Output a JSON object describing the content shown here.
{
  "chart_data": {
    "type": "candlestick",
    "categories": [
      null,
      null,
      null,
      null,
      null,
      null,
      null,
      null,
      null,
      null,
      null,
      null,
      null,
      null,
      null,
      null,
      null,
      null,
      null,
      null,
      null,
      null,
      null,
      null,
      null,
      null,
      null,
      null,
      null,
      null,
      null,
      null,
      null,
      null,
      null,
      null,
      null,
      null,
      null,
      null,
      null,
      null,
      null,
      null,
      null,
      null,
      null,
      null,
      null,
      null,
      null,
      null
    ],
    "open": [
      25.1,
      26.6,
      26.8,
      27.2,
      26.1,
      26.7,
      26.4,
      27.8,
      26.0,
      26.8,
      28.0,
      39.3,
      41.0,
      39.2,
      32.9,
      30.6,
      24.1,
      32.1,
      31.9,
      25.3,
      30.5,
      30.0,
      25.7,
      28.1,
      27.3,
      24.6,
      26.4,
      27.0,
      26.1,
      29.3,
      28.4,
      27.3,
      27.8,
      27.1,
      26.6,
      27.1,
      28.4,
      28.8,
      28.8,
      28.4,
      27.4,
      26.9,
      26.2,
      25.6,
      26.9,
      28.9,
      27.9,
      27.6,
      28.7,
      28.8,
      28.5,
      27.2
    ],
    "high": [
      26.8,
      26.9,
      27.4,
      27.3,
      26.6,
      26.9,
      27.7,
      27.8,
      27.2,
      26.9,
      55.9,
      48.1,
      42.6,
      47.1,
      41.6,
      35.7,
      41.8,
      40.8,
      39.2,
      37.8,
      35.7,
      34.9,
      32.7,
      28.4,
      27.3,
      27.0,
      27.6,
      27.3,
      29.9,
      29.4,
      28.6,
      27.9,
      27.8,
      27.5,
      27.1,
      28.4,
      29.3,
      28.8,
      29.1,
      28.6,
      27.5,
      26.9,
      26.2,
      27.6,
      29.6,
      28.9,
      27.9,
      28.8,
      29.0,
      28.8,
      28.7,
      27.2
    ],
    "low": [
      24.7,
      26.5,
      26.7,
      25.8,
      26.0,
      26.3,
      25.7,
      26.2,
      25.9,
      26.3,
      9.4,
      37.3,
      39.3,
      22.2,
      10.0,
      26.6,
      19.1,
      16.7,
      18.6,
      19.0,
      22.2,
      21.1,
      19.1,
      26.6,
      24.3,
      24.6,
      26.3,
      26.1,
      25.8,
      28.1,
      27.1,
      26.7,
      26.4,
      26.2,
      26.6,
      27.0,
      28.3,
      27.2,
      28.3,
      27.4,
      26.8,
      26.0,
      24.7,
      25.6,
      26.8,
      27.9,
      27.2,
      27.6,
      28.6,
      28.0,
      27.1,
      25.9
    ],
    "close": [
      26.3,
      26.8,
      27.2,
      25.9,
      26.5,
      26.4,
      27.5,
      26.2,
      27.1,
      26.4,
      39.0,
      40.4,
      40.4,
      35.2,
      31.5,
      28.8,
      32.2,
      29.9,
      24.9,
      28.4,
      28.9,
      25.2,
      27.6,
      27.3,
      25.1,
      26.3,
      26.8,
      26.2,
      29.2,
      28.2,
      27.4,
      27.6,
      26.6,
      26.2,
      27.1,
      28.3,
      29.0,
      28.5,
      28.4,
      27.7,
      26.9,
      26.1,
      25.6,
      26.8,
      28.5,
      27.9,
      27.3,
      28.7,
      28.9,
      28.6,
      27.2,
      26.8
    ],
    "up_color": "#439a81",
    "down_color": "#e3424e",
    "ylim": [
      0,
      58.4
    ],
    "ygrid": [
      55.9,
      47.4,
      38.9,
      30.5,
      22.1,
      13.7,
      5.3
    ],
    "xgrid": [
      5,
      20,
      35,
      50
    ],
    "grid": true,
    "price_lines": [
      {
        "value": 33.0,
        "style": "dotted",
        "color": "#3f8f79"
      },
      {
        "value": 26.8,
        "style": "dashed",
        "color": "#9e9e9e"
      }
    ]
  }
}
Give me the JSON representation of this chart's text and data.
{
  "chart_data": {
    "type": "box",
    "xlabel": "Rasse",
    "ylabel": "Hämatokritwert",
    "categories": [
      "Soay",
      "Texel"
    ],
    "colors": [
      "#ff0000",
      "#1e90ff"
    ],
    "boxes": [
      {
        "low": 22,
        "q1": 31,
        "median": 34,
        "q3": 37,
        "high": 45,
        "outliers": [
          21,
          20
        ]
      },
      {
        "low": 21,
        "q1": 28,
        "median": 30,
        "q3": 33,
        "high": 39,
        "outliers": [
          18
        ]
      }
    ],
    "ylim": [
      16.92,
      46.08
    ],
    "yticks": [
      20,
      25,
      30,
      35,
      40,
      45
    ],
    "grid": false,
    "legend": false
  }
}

■ ■ ■ ■ ■

Above are the records. Copy every line in them holding "JSON".

Output a JSON object describing the content shown here.
Give me the JSON representation of this chart's text and data.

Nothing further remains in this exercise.